Description of the task: Write out the material again word for word, dropping any images it holds.

Material provided:
-- start --

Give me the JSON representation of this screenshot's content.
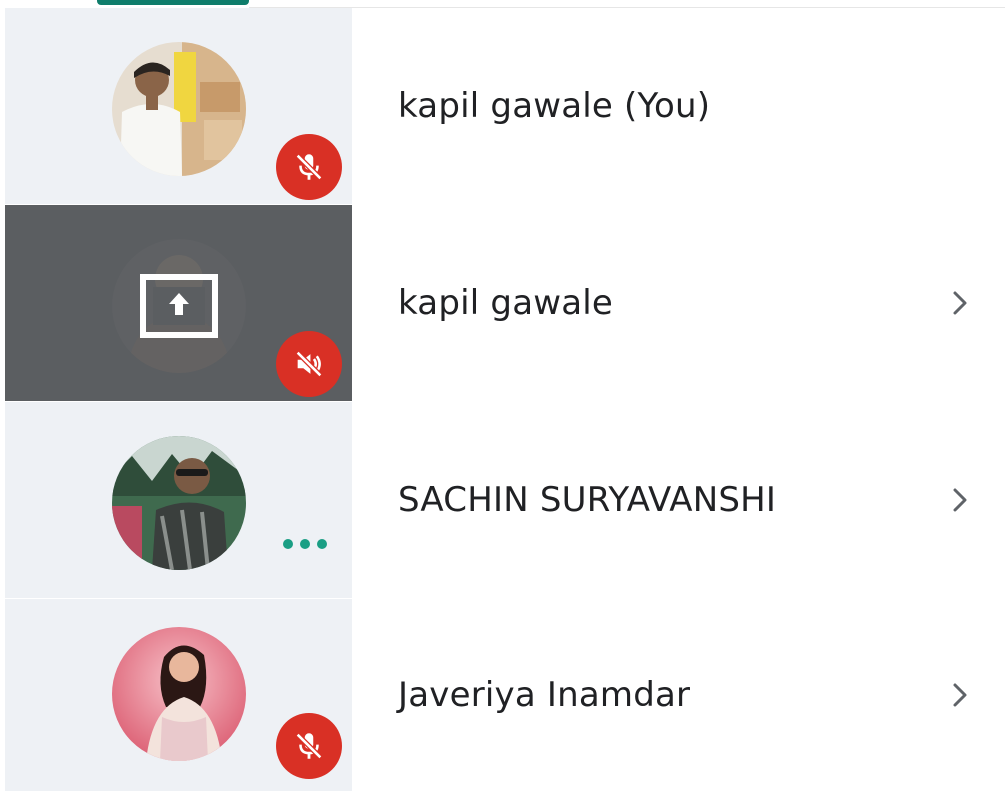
{
  "participants": [
    {
      "name": "kapil gawale (You)",
      "state": "mic-off",
      "avatar": "photo-man-warehouse",
      "has_chevron": false
    },
    {
      "name": "kapil gawale",
      "state": "presenting-muted",
      "avatar": "screen-share-icon",
      "has_chevron": true
    },
    {
      "name": "SACHIN SURYAVANSHI",
      "state": "speaking",
      "avatar": "photo-man-sunglasses",
      "has_chevron": true
    },
    {
      "name": "Javeriya Inamdar",
      "state": "mic-off",
      "avatar": "photo-woman-pink",
      "has_chevron": true
    }
  ],
  "colors": {
    "accent": "#0f7d6b",
    "mute_red": "#d93025",
    "speaking_green": "#1a9e84",
    "tile_bg": "#eef1f5",
    "presenting_bg": "#5b5e61"
  }
}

-- end --

Response to the task:
Give me the JSON representation of this screenshot's content.
{
  "participants": [
    {
      "name": "kapil gawale (You)",
      "state": "mic-off",
      "avatar": "photo-man-warehouse",
      "has_chevron": false
    },
    {
      "name": "kapil gawale",
      "state": "presenting-muted",
      "avatar": "screen-share-icon",
      "has_chevron": true
    },
    {
      "name": "SACHIN SURYAVANSHI",
      "state": "speaking",
      "avatar": "photo-man-sunglasses",
      "has_chevron": true
    },
    {
      "name": "Javeriya Inamdar",
      "state": "mic-off",
      "avatar": "photo-woman-pink",
      "has_chevron": true
    }
  ],
  "colors": {
    "accent": "#0f7d6b",
    "mute_red": "#d93025",
    "speaking_green": "#1a9e84",
    "tile_bg": "#eef1f5",
    "presenting_bg": "#5b5e61"
  }
}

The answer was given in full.